## BEGIN Dataset rows

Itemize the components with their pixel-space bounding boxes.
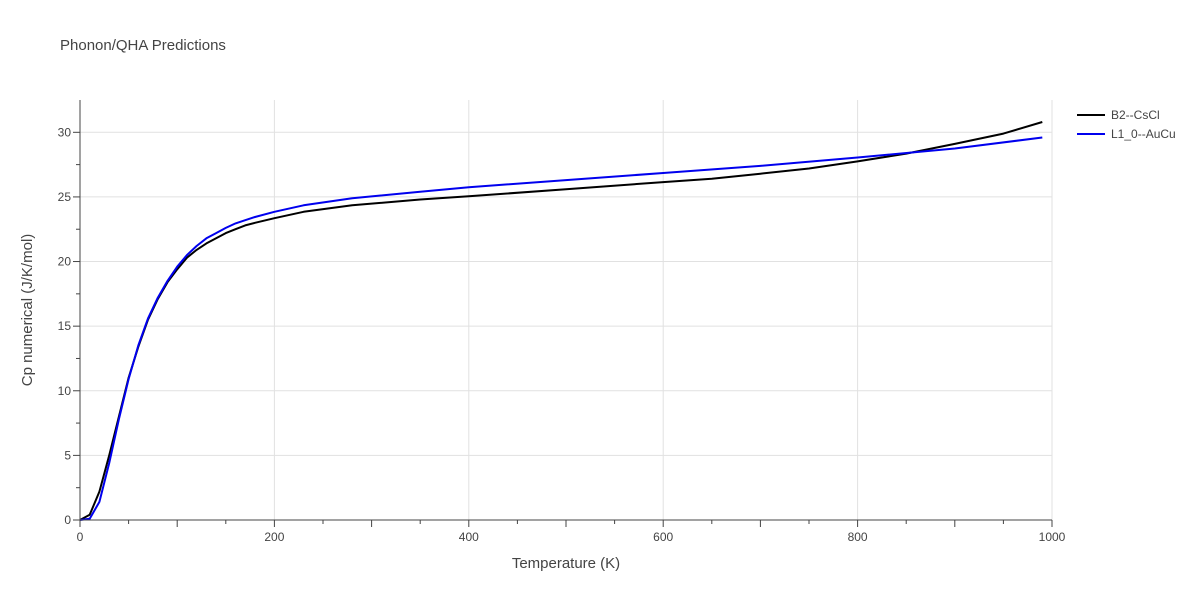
legend-item[interactable]: L1_0--AuCu <box>1077 127 1176 141</box>
x-tick-label: 600 <box>653 530 673 544</box>
y-axis-label: Cp numerical (J/K/mol) <box>19 234 36 387</box>
x-tick-label: 400 <box>459 530 479 544</box>
x-tick-label: 1000 <box>1039 530 1066 544</box>
legend-item[interactable]: B2--CsCl <box>1077 108 1160 122</box>
legend[interactable]: B2--CsCl L1_0--AuCu <box>1077 108 1176 141</box>
x-tick-label: 800 <box>848 530 868 544</box>
x-tick-label: 0 <box>77 530 84 544</box>
axes <box>73 100 1053 527</box>
x-axis-label: Temperature (K) <box>512 555 620 572</box>
x-tick-label: 200 <box>264 530 284 544</box>
y-tick-label: 5 <box>64 448 71 462</box>
y-tick-label: 20 <box>58 255 72 269</box>
series-layer <box>79 121 1043 521</box>
y-tick-label: 30 <box>58 125 72 139</box>
grid-lines <box>80 100 1053 520</box>
legend-label: L1_0--AuCu <box>1111 127 1176 141</box>
y-tick-label: 15 <box>58 319 72 333</box>
y-tick-label: 10 <box>58 384 72 398</box>
series-line-l1-0-aucu <box>79 136 1043 521</box>
x-axis-ticks: 0 200 400 600 800 1000 <box>77 530 1066 544</box>
legend-label: B2--CsCl <box>1111 108 1160 122</box>
y-axis-ticks: 0 5 10 15 20 25 30 <box>58 125 72 527</box>
y-tick-label: 25 <box>58 190 72 204</box>
chart-title: Phonon/QHA Predictions <box>60 37 226 54</box>
y-tick-label: 0 <box>64 513 71 527</box>
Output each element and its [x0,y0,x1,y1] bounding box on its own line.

## END Dataset rows

▶ **Requirement**
Render the lines above as a Markdown table with a Row column for the number and a Line column for the line itself, skipping any blank lines. Leave the pictures out.

▶ **Finished exercise**
| Row | Line |
|---|---|
| 1 | Itemize the components with their pixel-space bounding boxes. |
| 2 | legend-item[interactable]: L1_0--AuCu <box>1077 127 1176 141</box> |
| 3 | x-tick-label: 600 <box>653 530 673 544</box> |
| 4 | y-axis-label: Cp numerical (J/K/mol) <box>19 234 36 387</box> |
| 5 | x-tick-label: 400 <box>459 530 479 544</box> |
| 6 | x-tick-label: 1000 <box>1039 530 1066 544</box> |
| 7 | legend-item[interactable]: B2--CsCl <box>1077 108 1160 122</box> |
| 8 | legend[interactable]: B2--CsCl L1_0--AuCu <box>1077 108 1176 141</box> |
| 9 | x-tick-label: 800 <box>848 530 868 544</box> |
| 10 | x-tick-label: 0 <box>77 530 84 544</box> |
| 11 | axes <box>73 100 1053 527</box> |
| 12 | x-axis-label: Temperature (K) <box>512 555 620 572</box> |
| 13 | x-tick-label: 200 <box>264 530 284 544</box> |
| 14 | y-tick-label: 5 <box>64 448 71 462</box> |
| 15 | y-tick-label: 20 <box>58 255 72 269</box> |
| 16 | series-layer <box>79 121 1043 521</box> |
| 17 | y-tick-label: 30 <box>58 125 72 139</box> |
| 18 | grid-lines <box>80 100 1053 520</box> |
| 19 | legend-label: L1_0--AuCu <box>1111 127 1176 141</box> |
| 20 | y-tick-label: 15 <box>58 319 72 333</box> |
| 21 | y-tick-label: 10 <box>58 384 72 398</box> |
| 22 | series-line-l1-0-aucu <box>79 136 1043 521</box> |
| 23 | x-axis-ticks: 0 200 400 600 800 1000 <box>77 530 1066 544</box> |
| 24 | legend-label: B2--CsCl <box>1111 108 1160 122</box> |
| 25 | y-axis-ticks: 0 5 10 15 20 25 30 <box>58 125 72 527</box> |
| 26 | y-tick-label: 25 <box>58 190 72 204</box> |
| 27 | chart-title: Phonon/QHA Predictions <box>60 37 226 54</box> |
| 28 | y-tick-label: 0 <box>64 513 71 527</box> |
| 29 | Output each element and its [x0,y0,x1,y1] bounding box on its own line. |